Objective:
Quote every entry word for word.

Provided records:
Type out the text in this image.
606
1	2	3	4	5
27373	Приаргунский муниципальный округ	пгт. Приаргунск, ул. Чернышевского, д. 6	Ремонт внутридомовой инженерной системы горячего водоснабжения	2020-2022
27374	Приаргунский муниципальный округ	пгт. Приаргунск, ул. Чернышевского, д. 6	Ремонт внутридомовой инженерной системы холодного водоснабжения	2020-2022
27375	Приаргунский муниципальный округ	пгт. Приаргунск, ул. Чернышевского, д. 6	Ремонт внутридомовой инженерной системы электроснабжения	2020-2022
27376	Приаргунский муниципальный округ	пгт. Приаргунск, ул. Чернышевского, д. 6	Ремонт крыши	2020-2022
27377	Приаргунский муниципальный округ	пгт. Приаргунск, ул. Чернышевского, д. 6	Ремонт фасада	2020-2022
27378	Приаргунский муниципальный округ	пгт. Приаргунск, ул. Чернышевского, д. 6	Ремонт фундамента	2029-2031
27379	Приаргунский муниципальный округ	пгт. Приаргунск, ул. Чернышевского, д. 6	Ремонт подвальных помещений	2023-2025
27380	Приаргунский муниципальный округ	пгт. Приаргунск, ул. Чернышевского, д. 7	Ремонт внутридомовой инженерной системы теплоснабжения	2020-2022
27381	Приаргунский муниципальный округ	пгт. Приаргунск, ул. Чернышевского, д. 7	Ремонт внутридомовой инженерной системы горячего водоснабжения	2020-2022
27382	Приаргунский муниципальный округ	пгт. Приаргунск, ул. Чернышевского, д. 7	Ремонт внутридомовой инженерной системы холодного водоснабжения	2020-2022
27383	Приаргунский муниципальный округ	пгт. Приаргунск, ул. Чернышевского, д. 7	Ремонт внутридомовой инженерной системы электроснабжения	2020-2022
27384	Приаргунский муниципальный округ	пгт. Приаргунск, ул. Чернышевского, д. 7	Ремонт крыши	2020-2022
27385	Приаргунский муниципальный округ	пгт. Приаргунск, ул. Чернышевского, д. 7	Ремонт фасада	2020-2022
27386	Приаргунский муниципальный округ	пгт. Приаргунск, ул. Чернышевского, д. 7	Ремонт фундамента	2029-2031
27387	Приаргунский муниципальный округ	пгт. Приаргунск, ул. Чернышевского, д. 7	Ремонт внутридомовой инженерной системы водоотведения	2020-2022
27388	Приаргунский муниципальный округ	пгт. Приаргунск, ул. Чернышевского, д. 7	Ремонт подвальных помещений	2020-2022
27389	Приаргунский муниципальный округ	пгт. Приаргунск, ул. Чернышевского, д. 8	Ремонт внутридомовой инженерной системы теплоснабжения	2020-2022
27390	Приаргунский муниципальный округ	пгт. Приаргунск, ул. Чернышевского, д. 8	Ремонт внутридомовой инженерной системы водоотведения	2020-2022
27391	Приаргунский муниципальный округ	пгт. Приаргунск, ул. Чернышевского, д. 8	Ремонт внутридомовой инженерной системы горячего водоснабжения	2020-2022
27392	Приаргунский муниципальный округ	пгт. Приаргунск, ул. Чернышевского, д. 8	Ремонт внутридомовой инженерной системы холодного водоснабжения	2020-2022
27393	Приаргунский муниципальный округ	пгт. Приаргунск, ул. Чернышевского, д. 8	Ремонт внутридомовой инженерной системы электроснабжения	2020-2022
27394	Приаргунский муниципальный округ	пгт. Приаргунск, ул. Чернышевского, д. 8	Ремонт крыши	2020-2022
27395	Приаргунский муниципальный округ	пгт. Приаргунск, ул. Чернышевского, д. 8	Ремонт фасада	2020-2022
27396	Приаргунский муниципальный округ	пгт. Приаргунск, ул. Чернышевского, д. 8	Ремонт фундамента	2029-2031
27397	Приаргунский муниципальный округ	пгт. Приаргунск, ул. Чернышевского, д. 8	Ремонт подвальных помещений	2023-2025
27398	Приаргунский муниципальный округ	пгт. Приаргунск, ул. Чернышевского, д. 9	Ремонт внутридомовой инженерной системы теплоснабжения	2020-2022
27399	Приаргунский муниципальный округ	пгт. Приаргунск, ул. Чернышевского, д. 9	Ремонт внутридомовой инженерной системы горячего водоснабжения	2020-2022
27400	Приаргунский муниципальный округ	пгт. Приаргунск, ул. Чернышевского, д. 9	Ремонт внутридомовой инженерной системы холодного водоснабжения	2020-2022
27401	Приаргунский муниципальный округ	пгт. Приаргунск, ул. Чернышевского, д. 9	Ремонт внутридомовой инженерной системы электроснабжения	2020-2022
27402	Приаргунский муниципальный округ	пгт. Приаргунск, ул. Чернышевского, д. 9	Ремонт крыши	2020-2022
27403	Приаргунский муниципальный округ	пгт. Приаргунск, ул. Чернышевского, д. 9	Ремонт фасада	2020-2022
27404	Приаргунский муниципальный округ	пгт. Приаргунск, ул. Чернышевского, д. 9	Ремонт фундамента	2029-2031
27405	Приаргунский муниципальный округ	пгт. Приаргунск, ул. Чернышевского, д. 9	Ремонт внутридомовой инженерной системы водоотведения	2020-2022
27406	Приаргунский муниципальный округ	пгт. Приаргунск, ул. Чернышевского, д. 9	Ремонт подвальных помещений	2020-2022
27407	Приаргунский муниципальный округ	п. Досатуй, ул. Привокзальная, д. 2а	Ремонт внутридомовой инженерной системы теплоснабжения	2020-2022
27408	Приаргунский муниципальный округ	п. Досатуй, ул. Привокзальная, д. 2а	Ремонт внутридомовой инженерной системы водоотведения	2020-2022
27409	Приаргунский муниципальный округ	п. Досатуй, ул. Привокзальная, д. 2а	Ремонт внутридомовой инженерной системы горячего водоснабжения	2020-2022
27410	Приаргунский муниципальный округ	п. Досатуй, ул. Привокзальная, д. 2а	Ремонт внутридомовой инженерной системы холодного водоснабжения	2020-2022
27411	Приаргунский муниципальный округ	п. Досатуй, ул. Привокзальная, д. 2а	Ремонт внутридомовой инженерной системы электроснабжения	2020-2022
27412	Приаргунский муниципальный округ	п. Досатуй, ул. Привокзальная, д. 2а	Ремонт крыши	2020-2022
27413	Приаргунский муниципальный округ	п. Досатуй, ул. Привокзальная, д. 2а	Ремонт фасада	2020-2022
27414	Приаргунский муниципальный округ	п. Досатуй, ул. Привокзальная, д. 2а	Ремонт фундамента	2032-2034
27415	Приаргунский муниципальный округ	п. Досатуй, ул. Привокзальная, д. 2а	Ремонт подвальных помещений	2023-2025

Full answer:
Type out the text in this image.
606
1	2	3	4	5
27373	Приаргунский муниципальный округ	пгт. Приаргунск, ул. Чернышевского, д. 6	Ремонт внутридомовой инженерной системы горячего водоснабжения	2020-2022
27374	Приаргунский муниципальный округ	пгт. Приаргунск, ул. Чернышевского, д. 6	Ремонт внутридомовой инженерной системы холодного водоснабжения	2020-2022
27375	Приаргунский муниципальный округ	пгт. Приаргунск, ул. Чернышевского, д. 6	Ремонт внутридомовой инженерной системы электроснабжения	2020-2022
27376	Приаргунский муниципальный округ	пгт. Приаргунск, ул. Чернышевского, д. 6	Ремонт крыши	2020-2022
27377	Приаргунский муниципальный округ	пгт. Приаргунск, ул. Чернышевского, д. 6	Ремонт фасада	2020-2022
27378	Приаргунский муниципальный округ	пгт. Приаргунск, ул. Чернышевского, д. 6	Ремонт фундамента	2029-2031
27379	Приаргунский муниципальный округ	пгт. Приаргунск, ул. Чернышевского, д. 6	Ремонт подвальных помещений	2023-2025
27380	Приаргунский муниципальный округ	пгт. Приаргунск, ул. Чернышевского, д. 7	Ремонт внутридомовой инженерной системы теплоснабжения	2020-2022
27381	Приаргунский муниципальный округ	пгт. Приаргунск, ул. Чернышевского, д. 7	Ремонт внутридомовой инженерной системы горячего водоснабжения	2020-2022
27382	Приаргунский муниципальный округ	пгт. Приаргунск, ул. Чернышевского, д. 7	Ремонт внутридомовой инженерной системы холодного водоснабжения	2020-2022
27383	Приаргунский муниципальный округ	пгт. Приаргунск, ул. Чернышевского, д. 7	Ремонт внутридомовой инженерной системы электроснабжения	2020-2022
27384	Приаргунский муниципальный округ	пгт. Приаргунск, ул. Чернышевского, д. 7	Ремонт крыши	2020-2022
27385	Приаргунский муниципальный округ	пгт. Приаргунск, ул. Чернышевского, д. 7	Ремонт фасада	2020-2022
27386	Приаргунский муниципальный округ	пгт. Приаргунск, ул. Чернышевского, д. 7	Ремонт фундамента	2029-2031
27387	Приаргунский муниципальный округ	пгт. Приаргунск, ул. Чернышевского, д. 7	Ремонт внутридомовой инженерной системы водоотведения	2020-2022
27388	Приаргунский муниципальный округ	пгт. Приаргунск, ул. Чернышевского, д. 7	Ремонт подвальных помещений	2020-2022
27389	Приаргунский муниципальный округ	пгт. Приаргунск, ул. Чернышевского, д. 8	Ремонт внутридомовой инженерной системы теплоснабжения	2020-2022
27390	Приаргунский муниципальный округ	пгт. Приаргунск, ул. Чернышевского, д. 8	Ремонт внутридомовой инженерной системы водоотведения	2020-2022
27391	Приаргунский муниципальный округ	пгт. Приаргунск, ул. Чернышевского, д. 8	Ремонт внутридомовой инженерной системы горячего водоснабжения	2020-2022
27392	Приаргунский муниципальный округ	пгт. Приаргунск, ул. Чернышевского, д. 8	Ремонт внутридомовой инженерной системы холодного водоснабжения	2020-2022
27393	Приаргунский муниципальный округ	пгт. Приаргунск, ул. Чернышевского, д. 8	Ремонт внутридомовой инженерной системы электроснабжения	2020-2022
27394	Приаргунский муниципальный округ	пгт. Приаргунск, ул. Чернышевского, д. 8	Ремонт крыши	2020-2022
27395	Приаргунский муниципальный округ	пгт. Приаргунск, ул. Чернышевского, д. 8	Ремонт фасада	2020-2022
27396	Приаргунский муниципальный округ	пгт. Приаргунск, ул. Чернышевского, д. 8	Ремонт фундамента	2029-2031
27397	Приаргунский муниципальный округ	пгт. Приаргунск, ул. Чернышевского, д. 8	Ремонт подвальных помещений	2023-2025
27398	Приаргунский муниципальный округ	пгт. Приаргунск, ул. Чернышевского, д. 9	Ремонт внутридомовой инженерной системы теплоснабжения	2020-2022
27399	Приаргунский муниципальный округ	пгт. Приаргунск, ул. Чернышевского, д. 9	Ремонт внутридомовой инженерной системы горячего водоснабжения	2020-2022
27400	Приаргунский муниципальный округ	пгт. Приаргунск, ул. Чернышевского, д. 9	Ремонт внутридомовой инженерной системы холодного водоснабжения	2020-2022
27401	Приаргунский муниципальный округ	пгт. Приаргунск, ул. Чернышевского, д. 9	Ремонт внутридомовой инженерной системы электроснабжения	2020-2022
27402	Приаргунский муниципальный округ	пгт. Приаргунск, ул. Чернышевского, д. 9	Ремонт крыши	2020-2022
27403	Приаргунский муниципальный округ	пгт. Приаргунск, ул. Чернышевского, д. 9	Ремонт фасада	2020-2022
27404	Приаргунский муниципальный округ	пгт. Приаргунск, ул. Чернышевского, д. 9	Ремонт фундамента	2029-2031
27405	Приаргунский муниципальный округ	пгт. Приаргунск, ул. Чернышевского, д. 9	Ремонт внутридомовой инженерной системы водоотведения	2020-2022
27406	Приаргунский муниципальный округ	пгт. Приаргунск, ул. Чернышевского, д. 9	Ремонт подвальных помещений	2020-2022
27407	Приаргунский муниципальный округ	п. Досатуй, ул. Привокзальная, д. 2а	Ремонт внутридомовой инженерной системы теплоснабжения	2020-2022
27408	Приаргунский муниципальный округ	п. Досатуй, ул. Привокзальная, д. 2а	Ремонт внутридомовой инженерной системы водоотведения	2020-2022
27409	Приаргунский муниципальный округ	п. Досатуй, ул. Привокзальная, д. 2а	Ремонт внутридомовой инженерной системы горячего водоснабжения	2020-2022
27410	Приаргунский муниципальный округ	п. Досатуй, ул. Привокзальная, д. 2а	Ремонт внутридомовой инженерной системы холодного водоснабжения	2020-2022
27411	Приаргунский муниципальный округ	п. Досатуй, ул. Привокзальная, д. 2а	Ремонт внутридомовой инженерной системы электроснабжения	2020-2022
27412	Приаргунский муниципальный округ	п. Досатуй, ул. Привокзальная, д. 2а	Ремонт крыши	2020-2022
27413	Приаргунский муниципальный округ	п. Досатуй, ул. Привокзальная, д. 2а	Ремонт фасада	2020-2022
27414	Приаргунский муниципальный округ	п. Досатуй, ул. Привокзальная, д. 2а	Ремонт фундамента	2032-2034
27415	Приаргунский муниципальный округ	п. Досатуй, ул. Привокзальная, д. 2а	Ремонт подвальных помещений	2023-2025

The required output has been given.